**MATERIAL PROVIDED:**
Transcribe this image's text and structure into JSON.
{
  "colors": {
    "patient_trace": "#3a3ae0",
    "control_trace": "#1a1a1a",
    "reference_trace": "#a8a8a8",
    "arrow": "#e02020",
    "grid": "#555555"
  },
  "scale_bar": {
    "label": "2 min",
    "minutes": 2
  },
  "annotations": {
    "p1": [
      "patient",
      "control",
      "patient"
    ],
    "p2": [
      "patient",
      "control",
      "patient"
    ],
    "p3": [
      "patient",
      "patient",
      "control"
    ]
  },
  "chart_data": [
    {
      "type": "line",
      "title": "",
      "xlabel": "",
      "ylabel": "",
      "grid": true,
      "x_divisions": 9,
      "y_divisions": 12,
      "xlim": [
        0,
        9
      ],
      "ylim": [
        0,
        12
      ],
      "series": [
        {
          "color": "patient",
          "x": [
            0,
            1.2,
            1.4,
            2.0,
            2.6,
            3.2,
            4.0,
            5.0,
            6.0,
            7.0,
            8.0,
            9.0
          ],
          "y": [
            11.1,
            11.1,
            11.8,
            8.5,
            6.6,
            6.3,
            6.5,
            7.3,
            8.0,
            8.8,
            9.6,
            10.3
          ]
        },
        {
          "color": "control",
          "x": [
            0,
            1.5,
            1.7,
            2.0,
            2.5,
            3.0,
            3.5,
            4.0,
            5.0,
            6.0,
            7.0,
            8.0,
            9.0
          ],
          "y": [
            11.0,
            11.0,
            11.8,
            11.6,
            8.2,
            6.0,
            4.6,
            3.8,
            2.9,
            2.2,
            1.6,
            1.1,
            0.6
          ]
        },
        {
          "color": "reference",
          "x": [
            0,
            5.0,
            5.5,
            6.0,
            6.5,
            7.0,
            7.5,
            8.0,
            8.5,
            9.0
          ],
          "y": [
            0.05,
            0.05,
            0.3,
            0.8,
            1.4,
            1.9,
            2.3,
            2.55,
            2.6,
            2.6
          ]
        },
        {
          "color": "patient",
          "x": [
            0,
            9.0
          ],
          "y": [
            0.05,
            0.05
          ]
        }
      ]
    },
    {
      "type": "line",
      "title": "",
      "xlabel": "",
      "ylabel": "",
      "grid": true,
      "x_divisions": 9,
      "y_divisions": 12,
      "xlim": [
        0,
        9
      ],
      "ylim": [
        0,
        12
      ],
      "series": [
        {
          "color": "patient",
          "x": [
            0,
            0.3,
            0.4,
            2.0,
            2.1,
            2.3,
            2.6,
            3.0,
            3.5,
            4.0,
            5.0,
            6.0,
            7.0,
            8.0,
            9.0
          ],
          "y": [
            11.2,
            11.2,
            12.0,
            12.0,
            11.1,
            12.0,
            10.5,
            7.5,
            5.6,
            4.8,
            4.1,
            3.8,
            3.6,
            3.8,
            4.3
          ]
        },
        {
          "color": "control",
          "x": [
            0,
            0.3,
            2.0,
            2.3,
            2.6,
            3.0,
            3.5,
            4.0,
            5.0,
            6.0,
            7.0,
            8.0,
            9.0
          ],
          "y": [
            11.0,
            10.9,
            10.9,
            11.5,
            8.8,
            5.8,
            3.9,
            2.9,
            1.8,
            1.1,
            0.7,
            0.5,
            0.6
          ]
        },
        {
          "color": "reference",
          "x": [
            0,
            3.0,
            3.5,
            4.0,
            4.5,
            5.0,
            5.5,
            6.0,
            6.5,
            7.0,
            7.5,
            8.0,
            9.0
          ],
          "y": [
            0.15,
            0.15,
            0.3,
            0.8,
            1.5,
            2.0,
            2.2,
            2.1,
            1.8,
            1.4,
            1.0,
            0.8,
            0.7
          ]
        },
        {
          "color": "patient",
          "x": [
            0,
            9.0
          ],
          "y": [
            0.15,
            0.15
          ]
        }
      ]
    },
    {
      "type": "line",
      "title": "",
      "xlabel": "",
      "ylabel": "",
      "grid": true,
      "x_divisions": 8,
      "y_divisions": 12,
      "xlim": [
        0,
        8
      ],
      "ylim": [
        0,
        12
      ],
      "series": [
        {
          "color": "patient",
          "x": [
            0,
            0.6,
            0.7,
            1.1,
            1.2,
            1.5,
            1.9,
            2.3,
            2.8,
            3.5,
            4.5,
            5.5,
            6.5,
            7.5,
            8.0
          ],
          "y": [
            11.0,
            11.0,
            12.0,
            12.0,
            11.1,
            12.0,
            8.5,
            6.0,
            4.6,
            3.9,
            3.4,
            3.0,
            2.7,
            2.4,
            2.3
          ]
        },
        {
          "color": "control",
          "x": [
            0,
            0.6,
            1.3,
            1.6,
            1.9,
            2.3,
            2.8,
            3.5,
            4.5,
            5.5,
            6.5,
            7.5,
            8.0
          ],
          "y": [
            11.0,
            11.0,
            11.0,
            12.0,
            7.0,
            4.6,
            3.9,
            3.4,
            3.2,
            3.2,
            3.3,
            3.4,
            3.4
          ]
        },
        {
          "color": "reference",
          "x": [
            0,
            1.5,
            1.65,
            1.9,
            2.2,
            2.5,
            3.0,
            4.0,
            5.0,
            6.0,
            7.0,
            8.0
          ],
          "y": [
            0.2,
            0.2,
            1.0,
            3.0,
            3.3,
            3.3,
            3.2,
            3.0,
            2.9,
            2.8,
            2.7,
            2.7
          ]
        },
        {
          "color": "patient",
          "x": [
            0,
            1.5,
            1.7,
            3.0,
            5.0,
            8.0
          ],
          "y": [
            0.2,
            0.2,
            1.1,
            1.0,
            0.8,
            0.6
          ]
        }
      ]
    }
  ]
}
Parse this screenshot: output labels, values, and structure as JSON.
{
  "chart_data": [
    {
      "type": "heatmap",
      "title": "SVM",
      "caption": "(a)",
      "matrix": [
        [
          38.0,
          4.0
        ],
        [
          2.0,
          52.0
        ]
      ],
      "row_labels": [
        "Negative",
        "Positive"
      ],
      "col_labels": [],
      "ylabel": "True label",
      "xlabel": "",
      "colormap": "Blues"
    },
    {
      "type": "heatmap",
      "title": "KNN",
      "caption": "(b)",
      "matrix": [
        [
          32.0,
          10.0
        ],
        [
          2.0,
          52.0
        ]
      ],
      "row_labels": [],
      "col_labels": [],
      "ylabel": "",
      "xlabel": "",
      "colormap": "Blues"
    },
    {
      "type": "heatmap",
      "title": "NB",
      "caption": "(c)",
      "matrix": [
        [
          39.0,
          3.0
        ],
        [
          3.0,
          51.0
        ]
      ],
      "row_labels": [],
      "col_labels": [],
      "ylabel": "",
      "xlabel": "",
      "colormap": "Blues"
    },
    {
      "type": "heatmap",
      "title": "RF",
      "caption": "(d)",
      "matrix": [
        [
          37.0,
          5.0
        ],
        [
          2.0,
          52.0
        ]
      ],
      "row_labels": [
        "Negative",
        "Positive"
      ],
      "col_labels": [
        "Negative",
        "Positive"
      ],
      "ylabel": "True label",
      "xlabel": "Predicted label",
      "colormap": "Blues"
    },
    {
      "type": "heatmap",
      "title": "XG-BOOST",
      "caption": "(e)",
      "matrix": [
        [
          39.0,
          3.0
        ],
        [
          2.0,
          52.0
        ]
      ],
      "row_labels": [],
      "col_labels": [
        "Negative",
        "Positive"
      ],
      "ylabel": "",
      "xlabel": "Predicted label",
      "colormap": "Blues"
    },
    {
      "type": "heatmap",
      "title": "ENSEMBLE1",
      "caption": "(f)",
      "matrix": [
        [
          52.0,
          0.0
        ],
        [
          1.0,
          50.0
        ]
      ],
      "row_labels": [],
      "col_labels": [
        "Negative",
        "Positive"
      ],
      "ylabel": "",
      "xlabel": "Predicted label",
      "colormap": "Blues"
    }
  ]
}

**INSTRUCTIONS TO FOLLOW:** Retype the data in full and match it exactly.

**WRITTEN RESPONSE:**
Transcribe this image's text and structure into JSON.
{
  "colors": {
    "patient_trace": "#3a3ae0",
    "control_trace": "#1a1a1a",
    "reference_trace": "#a8a8a8",
    "arrow": "#e02020",
    "grid": "#555555"
  },
  "scale_bar": {
    "label": "2 min",
    "minutes": 2
  },
  "annotations": {
    "p1": [
      "patient",
      "control",
      "patient"
    ],
    "p2": [
      "patient",
      "control",
      "patient"
    ],
    "p3": [
      "patient",
      "patient",
      "control"
    ]
  },
  "chart_data": [
    {
      "type": "line",
      "title": "",
      "xlabel": "",
      "ylabel": "",
      "grid": true,
      "x_divisions": 9,
      "y_divisions": 12,
      "xlim": [
        0,
        9
      ],
      "ylim": [
        0,
        12
      ],
      "series": [
        {
          "color": "patient",
          "x": [
            0,
            1.2,
            1.4,
            2.0,
            2.6,
            3.2,
            4.0,
            5.0,
            6.0,
            7.0,
            8.0,
            9.0
          ],
          "y": [
            11.1,
            11.1,
            11.8,
            8.5,
            6.6,
            6.3,
            6.5,
            7.3,
            8.0,
            8.8,
            9.6,
            10.3
          ]
        },
        {
          "color": "control",
          "x": [
            0,
            1.5,
            1.7,
            2.0,
            2.5,
            3.0,
            3.5,
            4.0,
            5.0,
            6.0,
            7.0,
            8.0,
            9.0
          ],
          "y": [
            11.0,
            11.0,
            11.8,
            11.6,
            8.2,
            6.0,
            4.6,
            3.8,
            2.9,
            2.2,
            1.6,
            1.1,
            0.6
          ]
        },
        {
          "color": "reference",
          "x": [
            0,
            5.0,
            5.5,
            6.0,
            6.5,
            7.0,
            7.5,
            8.0,
            8.5,
            9.0
          ],
          "y": [
            0.05,
            0.05,
            0.3,
            0.8,
            1.4,
            1.9,
            2.3,
            2.55,
            2.6,
            2.6
          ]
        },
        {
          "color": "patient",
          "x": [
            0,
            9.0
          ],
          "y": [
            0.05,
            0.05
          ]
        }
      ]
    },
    {
      "type": "line",
      "title": "",
      "xlabel": "",
      "ylabel": "",
      "grid": true,
      "x_divisions": 9,
      "y_divisions": 12,
      "xlim": [
        0,
        9
      ],
      "ylim": [
        0,
        12
      ],
      "series": [
        {
          "color": "patient",
          "x": [
            0,
            0.3,
            0.4,
            2.0,
            2.1,
            2.3,
            2.6,
            3.0,
            3.5,
            4.0,
            5.0,
            6.0,
            7.0,
            8.0,
            9.0
          ],
          "y": [
            11.2,
            11.2,
            12.0,
            12.0,
            11.1,
            12.0,
            10.5,
            7.5,
            5.6,
            4.8,
            4.1,
            3.8,
            3.6,
            3.8,
            4.3
          ]
        },
        {
          "color": "control",
          "x": [
            0,
            0.3,
            2.0,
            2.3,
            2.6,
            3.0,
            3.5,
            4.0,
            5.0,
            6.0,
            7.0,
            8.0,
            9.0
          ],
          "y": [
            11.0,
            10.9,
            10.9,
            11.5,
            8.8,
            5.8,
            3.9,
            2.9,
            1.8,
            1.1,
            0.7,
            0.5,
            0.6
          ]
        },
        {
          "color": "reference",
          "x": [
            0,
            3.0,
            3.5,
            4.0,
            4.5,
            5.0,
            5.5,
            6.0,
            6.5,
            7.0,
            7.5,
            8.0,
            9.0
          ],
          "y": [
            0.15,
            0.15,
            0.3,
            0.8,
            1.5,
            2.0,
            2.2,
            2.1,
            1.8,
            1.4,
            1.0,
            0.8,
            0.7
          ]
        },
        {
          "color": "patient",
          "x": [
            0,
            9.0
          ],
          "y": [
            0.15,
            0.15
          ]
        }
      ]
    },
    {
      "type": "line",
      "title": "",
      "xlabel": "",
      "ylabel": "",
      "grid": true,
      "x_divisions": 8,
      "y_divisions": 12,
      "xlim": [
        0,
        8
      ],
      "ylim": [
        0,
        12
      ],
      "series": [
        {
          "color": "patient",
          "x": [
            0,
            0.6,
            0.7,
            1.1,
            1.2,
            1.5,
            1.9,
            2.3,
            2.8,
            3.5,
            4.5,
            5.5,
            6.5,
            7.5,
            8.0
          ],
          "y": [
            11.0,
            11.0,
            12.0,
            12.0,
            11.1,
            12.0,
            8.5,
            6.0,
            4.6,
            3.9,
            3.4,
            3.0,
            2.7,
            2.4,
            2.3
          ]
        },
        {
          "color": "control",
          "x": [
            0,
            0.6,
            1.3,
            1.6,
            1.9,
            2.3,
            2.8,
            3.5,
            4.5,
            5.5,
            6.5,
            7.5,
            8.0
          ],
          "y": [
            11.0,
            11.0,
            11.0,
            12.0,
            7.0,
            4.6,
            3.9,
            3.4,
            3.2,
            3.2,
            3.3,
            3.4,
            3.4
          ]
        },
        {
          "color": "reference",
          "x": [
            0,
            1.5,
            1.65,
            1.9,
            2.2,
            2.5,
            3.0,
            4.0,
            5.0,
            6.0,
            7.0,
            8.0
          ],
          "y": [
            0.2,
            0.2,
            1.0,
            3.0,
            3.3,
            3.3,
            3.2,
            3.0,
            2.9,
            2.8,
            2.7,
            2.7
          ]
        },
        {
          "color": "patient",
          "x": [
            0,
            1.5,
            1.7,
            3.0,
            5.0,
            8.0
          ],
          "y": [
            0.2,
            0.2,
            1.1,
            1.0,
            0.8,
            0.6
          ]
        }
      ]
    }
  ]
}
Parse this screenshot: output labels, values, and structure as JSON.
{
  "chart_data": [
    {
      "type": "heatmap",
      "title": "SVM",
      "caption": "(a)",
      "matrix": [
        [
          38.0,
          4.0
        ],
        [
          2.0,
          52.0
        ]
      ],
      "row_labels": [
        "Negative",
        "Positive"
      ],
      "col_labels": [],
      "ylabel": "True label",
      "xlabel": "",
      "colormap": "Blues"
    },
    {
      "type": "heatmap",
      "title": "KNN",
      "caption": "(b)",
      "matrix": [
        [
          32.0,
          10.0
        ],
        [
          2.0,
          52.0
        ]
      ],
      "row_labels": [],
      "col_labels": [],
      "ylabel": "",
      "xlabel": "",
      "colormap": "Blues"
    },
    {
      "type": "heatmap",
      "title": "NB",
      "caption": "(c)",
      "matrix": [
        [
          39.0,
          3.0
        ],
        [
          3.0,
          51.0
        ]
      ],
      "row_labels": [],
      "col_labels": [],
      "ylabel": "",
      "xlabel": "",
      "colormap": "Blues"
    },
    {
      "type": "heatmap",
      "title": "RF",
      "caption": "(d)",
      "matrix": [
        [
          37.0,
          5.0
        ],
        [
          2.0,
          52.0
        ]
      ],
      "row_labels": [
        "Negative",
        "Positive"
      ],
      "col_labels": [
        "Negative",
        "Positive"
      ],
      "ylabel": "True label",
      "xlabel": "Predicted label",
      "colormap": "Blues"
    },
    {
      "type": "heatmap",
      "title": "XG-BOOST",
      "caption": "(e)",
      "matrix": [
        [
          39.0,
          3.0
        ],
        [
          2.0,
          52.0
        ]
      ],
      "row_labels": [],
      "col_labels": [
        "Negative",
        "Positive"
      ],
      "ylabel": "",
      "xlabel": "Predicted label",
      "colormap": "Blues"
    },
    {
      "type": "heatmap",
      "title": "ENSEMBLE1",
      "caption": "(f)",
      "matrix": [
        [
          52.0,
          0.0
        ],
        [
          1.0,
          50.0
        ]
      ],
      "row_labels": [],
      "col_labels": [
        "Negative",
        "Positive"
      ],
      "ylabel": "",
      "xlabel": "Predicted label",
      "colormap": "Blues"
    }
  ]
}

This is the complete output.